#### [Source data]

-.-.-

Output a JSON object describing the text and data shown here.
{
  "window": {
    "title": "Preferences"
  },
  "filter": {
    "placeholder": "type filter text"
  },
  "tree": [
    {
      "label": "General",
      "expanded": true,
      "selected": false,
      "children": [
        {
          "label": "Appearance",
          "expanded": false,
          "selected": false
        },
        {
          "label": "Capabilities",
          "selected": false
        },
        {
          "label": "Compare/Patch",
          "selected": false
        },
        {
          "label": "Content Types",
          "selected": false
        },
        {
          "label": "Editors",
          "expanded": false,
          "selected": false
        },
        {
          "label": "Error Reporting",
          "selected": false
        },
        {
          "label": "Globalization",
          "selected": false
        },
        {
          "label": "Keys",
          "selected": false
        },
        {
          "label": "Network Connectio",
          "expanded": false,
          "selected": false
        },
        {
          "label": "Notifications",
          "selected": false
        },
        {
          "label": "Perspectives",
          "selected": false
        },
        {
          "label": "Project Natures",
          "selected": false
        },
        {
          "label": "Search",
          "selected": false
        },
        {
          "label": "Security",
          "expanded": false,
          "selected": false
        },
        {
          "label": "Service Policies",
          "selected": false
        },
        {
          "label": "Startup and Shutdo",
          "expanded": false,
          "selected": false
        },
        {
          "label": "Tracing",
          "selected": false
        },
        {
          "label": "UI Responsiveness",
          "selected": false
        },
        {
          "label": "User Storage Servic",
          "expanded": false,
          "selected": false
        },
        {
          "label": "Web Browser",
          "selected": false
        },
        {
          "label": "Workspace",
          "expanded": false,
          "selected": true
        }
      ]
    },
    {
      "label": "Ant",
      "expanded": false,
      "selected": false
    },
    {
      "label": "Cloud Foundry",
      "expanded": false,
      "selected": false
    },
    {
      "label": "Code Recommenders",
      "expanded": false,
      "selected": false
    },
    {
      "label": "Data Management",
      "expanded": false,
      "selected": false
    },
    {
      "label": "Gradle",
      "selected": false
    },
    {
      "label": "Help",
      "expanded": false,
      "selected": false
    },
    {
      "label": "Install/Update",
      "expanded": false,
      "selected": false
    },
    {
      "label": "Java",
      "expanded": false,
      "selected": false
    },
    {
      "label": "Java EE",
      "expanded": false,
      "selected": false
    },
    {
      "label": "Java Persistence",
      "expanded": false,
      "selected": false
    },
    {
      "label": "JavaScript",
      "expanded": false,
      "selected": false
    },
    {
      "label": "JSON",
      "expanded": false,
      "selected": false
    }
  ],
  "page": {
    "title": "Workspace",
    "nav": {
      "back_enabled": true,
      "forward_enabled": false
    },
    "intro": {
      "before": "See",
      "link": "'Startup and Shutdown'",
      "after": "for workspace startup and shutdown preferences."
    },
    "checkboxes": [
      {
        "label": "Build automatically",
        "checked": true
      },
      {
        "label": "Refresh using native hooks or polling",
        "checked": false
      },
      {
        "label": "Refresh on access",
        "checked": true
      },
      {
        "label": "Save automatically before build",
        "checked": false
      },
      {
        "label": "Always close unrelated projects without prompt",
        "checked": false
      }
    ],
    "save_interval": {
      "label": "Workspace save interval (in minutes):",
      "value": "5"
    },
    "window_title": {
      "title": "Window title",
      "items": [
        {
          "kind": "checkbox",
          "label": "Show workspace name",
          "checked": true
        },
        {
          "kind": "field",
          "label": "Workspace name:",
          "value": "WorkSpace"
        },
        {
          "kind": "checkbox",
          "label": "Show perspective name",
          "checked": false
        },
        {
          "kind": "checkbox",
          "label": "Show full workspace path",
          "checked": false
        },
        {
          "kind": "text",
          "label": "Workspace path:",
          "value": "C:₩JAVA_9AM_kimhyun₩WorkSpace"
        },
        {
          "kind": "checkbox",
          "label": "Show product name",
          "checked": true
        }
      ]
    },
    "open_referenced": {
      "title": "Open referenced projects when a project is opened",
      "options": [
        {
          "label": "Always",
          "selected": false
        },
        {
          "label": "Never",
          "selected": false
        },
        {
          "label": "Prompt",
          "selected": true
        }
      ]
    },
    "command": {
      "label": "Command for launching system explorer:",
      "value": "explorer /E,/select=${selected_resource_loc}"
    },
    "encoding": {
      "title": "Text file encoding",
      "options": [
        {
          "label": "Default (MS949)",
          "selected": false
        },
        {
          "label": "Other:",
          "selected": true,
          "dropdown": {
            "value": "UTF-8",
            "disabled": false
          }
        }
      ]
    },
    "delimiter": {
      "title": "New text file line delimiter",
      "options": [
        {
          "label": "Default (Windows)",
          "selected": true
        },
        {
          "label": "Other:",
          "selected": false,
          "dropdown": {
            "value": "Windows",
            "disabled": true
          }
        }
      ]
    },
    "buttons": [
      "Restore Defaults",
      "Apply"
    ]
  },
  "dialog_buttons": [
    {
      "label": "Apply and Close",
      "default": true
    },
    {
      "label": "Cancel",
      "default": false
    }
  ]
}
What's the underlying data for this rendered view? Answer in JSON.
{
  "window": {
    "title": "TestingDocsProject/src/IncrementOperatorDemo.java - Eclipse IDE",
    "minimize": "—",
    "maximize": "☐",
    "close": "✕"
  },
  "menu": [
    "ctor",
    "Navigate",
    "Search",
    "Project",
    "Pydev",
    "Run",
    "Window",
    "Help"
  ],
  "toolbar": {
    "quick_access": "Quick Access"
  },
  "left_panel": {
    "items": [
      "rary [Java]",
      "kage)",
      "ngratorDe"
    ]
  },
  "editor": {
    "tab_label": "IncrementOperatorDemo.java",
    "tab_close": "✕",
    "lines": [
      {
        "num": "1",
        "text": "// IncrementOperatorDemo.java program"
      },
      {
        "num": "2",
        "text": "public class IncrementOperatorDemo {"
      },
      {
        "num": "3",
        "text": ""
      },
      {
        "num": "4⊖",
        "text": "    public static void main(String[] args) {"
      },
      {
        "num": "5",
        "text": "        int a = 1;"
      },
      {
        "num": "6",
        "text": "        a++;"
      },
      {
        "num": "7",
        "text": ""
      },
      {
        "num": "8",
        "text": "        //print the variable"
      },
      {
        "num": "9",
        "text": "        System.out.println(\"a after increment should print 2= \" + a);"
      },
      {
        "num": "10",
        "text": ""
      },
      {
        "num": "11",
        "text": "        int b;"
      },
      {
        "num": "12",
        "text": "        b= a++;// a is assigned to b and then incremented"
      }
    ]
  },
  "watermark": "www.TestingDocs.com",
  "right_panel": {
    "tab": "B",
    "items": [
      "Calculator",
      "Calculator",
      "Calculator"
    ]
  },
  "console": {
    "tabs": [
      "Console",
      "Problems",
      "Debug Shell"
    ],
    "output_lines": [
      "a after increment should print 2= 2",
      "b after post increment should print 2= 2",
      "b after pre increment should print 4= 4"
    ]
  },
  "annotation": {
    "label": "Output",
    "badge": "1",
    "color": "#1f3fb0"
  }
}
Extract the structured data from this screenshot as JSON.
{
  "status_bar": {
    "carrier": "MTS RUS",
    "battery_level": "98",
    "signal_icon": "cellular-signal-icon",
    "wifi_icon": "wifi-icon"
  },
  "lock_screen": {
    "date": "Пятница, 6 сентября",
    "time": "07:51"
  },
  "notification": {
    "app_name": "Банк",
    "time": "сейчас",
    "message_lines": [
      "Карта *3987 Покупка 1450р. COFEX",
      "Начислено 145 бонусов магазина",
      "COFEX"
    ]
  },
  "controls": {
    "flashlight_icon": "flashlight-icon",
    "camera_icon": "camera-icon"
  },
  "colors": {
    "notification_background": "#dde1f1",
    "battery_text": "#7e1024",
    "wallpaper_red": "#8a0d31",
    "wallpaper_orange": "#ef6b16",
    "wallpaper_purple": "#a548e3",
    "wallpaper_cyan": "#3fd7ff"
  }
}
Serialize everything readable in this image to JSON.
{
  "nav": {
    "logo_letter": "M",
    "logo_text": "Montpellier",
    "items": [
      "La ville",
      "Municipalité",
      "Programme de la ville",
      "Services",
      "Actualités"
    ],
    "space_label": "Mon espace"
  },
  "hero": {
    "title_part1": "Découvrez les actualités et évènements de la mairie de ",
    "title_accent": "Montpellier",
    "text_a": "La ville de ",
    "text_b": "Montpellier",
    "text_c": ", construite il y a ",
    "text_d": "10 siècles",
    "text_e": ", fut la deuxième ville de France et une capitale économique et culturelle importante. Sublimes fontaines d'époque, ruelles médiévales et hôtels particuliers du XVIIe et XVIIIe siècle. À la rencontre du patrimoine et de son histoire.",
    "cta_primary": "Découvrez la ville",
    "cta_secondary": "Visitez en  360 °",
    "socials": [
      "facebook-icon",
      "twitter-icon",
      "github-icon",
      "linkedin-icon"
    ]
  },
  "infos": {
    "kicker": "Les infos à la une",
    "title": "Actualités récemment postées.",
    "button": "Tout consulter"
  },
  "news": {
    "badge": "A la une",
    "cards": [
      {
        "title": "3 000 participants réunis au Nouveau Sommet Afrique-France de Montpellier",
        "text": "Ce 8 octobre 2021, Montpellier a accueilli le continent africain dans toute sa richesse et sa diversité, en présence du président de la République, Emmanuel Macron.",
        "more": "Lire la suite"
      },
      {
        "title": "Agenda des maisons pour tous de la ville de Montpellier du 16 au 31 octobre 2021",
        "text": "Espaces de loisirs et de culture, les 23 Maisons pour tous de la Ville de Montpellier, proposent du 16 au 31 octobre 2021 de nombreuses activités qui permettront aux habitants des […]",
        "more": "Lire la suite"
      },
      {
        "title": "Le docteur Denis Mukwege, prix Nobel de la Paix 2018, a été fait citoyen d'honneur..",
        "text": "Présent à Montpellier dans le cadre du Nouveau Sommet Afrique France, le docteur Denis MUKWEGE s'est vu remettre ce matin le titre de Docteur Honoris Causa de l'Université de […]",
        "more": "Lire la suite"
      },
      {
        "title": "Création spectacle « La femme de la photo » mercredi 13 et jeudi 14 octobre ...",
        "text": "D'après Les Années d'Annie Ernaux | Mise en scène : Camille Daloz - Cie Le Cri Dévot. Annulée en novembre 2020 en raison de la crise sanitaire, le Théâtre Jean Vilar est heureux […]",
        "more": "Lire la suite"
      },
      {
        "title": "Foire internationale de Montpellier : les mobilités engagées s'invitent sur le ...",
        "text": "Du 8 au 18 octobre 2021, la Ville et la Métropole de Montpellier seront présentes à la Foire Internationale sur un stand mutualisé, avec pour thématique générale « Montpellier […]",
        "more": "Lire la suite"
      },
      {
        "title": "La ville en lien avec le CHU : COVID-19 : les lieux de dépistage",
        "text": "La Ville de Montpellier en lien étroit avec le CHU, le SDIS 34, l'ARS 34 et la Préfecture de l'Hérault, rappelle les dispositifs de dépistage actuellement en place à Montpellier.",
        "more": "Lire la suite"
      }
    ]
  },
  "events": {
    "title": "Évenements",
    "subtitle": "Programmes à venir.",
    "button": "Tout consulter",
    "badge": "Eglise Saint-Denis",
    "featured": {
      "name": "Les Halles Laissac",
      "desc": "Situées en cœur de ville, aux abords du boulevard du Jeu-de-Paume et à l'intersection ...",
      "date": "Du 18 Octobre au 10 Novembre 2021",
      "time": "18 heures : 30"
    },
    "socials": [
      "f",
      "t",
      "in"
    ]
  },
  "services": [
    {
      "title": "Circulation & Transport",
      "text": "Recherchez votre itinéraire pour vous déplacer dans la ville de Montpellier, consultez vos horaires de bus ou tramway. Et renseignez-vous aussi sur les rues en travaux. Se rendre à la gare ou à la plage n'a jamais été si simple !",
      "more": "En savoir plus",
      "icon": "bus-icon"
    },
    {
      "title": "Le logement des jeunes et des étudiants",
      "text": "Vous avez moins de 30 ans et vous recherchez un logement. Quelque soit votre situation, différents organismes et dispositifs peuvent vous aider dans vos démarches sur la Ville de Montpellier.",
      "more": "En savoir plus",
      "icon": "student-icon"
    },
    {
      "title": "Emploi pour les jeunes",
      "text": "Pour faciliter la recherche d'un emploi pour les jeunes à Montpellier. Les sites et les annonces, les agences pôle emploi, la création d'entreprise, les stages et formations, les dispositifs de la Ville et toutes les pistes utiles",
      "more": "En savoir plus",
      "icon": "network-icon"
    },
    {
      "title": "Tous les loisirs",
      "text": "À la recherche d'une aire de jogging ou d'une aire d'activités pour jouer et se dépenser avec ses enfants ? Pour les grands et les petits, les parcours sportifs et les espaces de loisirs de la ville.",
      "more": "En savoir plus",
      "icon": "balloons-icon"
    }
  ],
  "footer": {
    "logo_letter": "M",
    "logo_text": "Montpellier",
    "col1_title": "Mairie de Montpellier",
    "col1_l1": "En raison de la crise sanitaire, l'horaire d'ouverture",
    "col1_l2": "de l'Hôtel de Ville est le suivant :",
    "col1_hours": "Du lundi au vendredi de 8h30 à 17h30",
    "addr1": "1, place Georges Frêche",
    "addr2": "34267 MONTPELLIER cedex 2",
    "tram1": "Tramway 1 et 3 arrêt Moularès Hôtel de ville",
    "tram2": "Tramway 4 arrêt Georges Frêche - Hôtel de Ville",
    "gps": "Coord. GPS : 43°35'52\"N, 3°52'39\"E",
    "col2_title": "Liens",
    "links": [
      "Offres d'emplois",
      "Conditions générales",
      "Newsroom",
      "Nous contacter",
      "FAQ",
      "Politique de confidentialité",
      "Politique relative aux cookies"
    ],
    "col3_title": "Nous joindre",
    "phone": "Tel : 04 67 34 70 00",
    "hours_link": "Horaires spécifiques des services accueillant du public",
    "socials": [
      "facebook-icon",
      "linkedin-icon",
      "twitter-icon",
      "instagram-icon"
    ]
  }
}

-.-.-

#### [What you will do]
List every line from the entries above in which "after" appears.

#### [Solution]
      "after": "for workspace startup and shutdown preferences."
        "text": "        System.out.println(\"a after increment should print 2= \" + a);"
      "a after increment should print 2= 2",
      "b after post increment should print 2= 2",
      "b after pre increment should print 4= 4"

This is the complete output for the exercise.